SOURCE EXCERPT:
Saturday, March 8, 2014

Scones, Coffee, Jesus and Smokes

Today as I Sit in one of my favorite places in Shreveport, there is an enlightenment I feel processing through the Journey I have been on... It's been exhausting, liberating and beautiful. I realized that it all has purpose... Every step we take and every dream, we dream, there are beautiful parts of our lives that foster the identity we hope to one day find..

Several months ago I decided to forsake an identity I once had, I was done with "Christianity", I was done with the rigid bull crap and list of rules that I had set my life around.... Those boundaries hindered my ability to be free and love... I was so angry at God for everything, I put all the blame on His nature and on His demand for "righteousness".... I gave up on Him, I wanted to run from every ounce of all that I ever knew... 
Like Dolald Miller portrays in "Searching for God Knows What", leaving that god, a god that I had figured out was the best thing I could have done. 
I'm still journeying through all of this and trying to see with new eyes & I know the adventure will never be over, for that I am thankful.... But here is one thing that helped me take a few more steps into realizing that God wasn't to blame, his impostors however are the ones I needed to renounce!! 

"The Bible.... It's not a road map to show you the way to live; it's not a list of dos an don'ts; how to and how not to....

PROVIDED DATA:
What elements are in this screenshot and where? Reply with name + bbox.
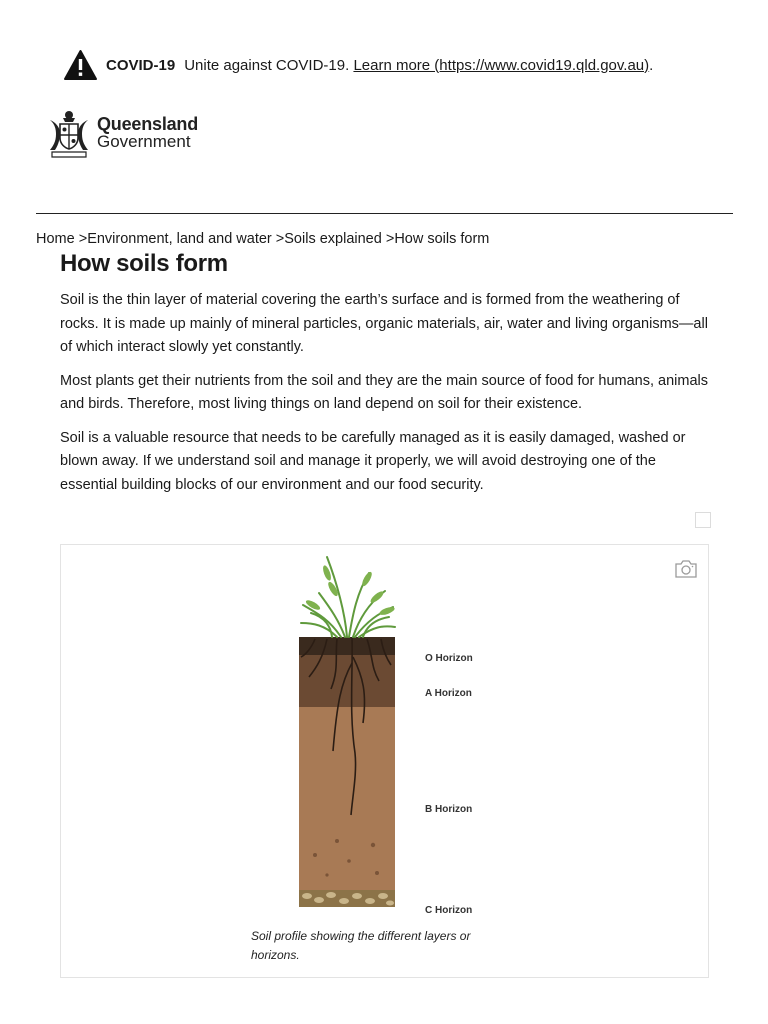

EXERCISE DESCRIPTION:
Return, word for word, the part of the blog post above that opens with the words containing "Today as I Sit" and closes with "one day find..".

RESULT OF THIS EXERCISE:
Today as I Sit in one of my favorite places in Shreveport, there is an enlightenment I feel processing through the Journey I have been on... It's been exhausting, liberating and beautiful. I realized that it all has purpose... Every step we take and every dream, we dream, there are beautiful parts of our lives that foster the identity we hope to one day find..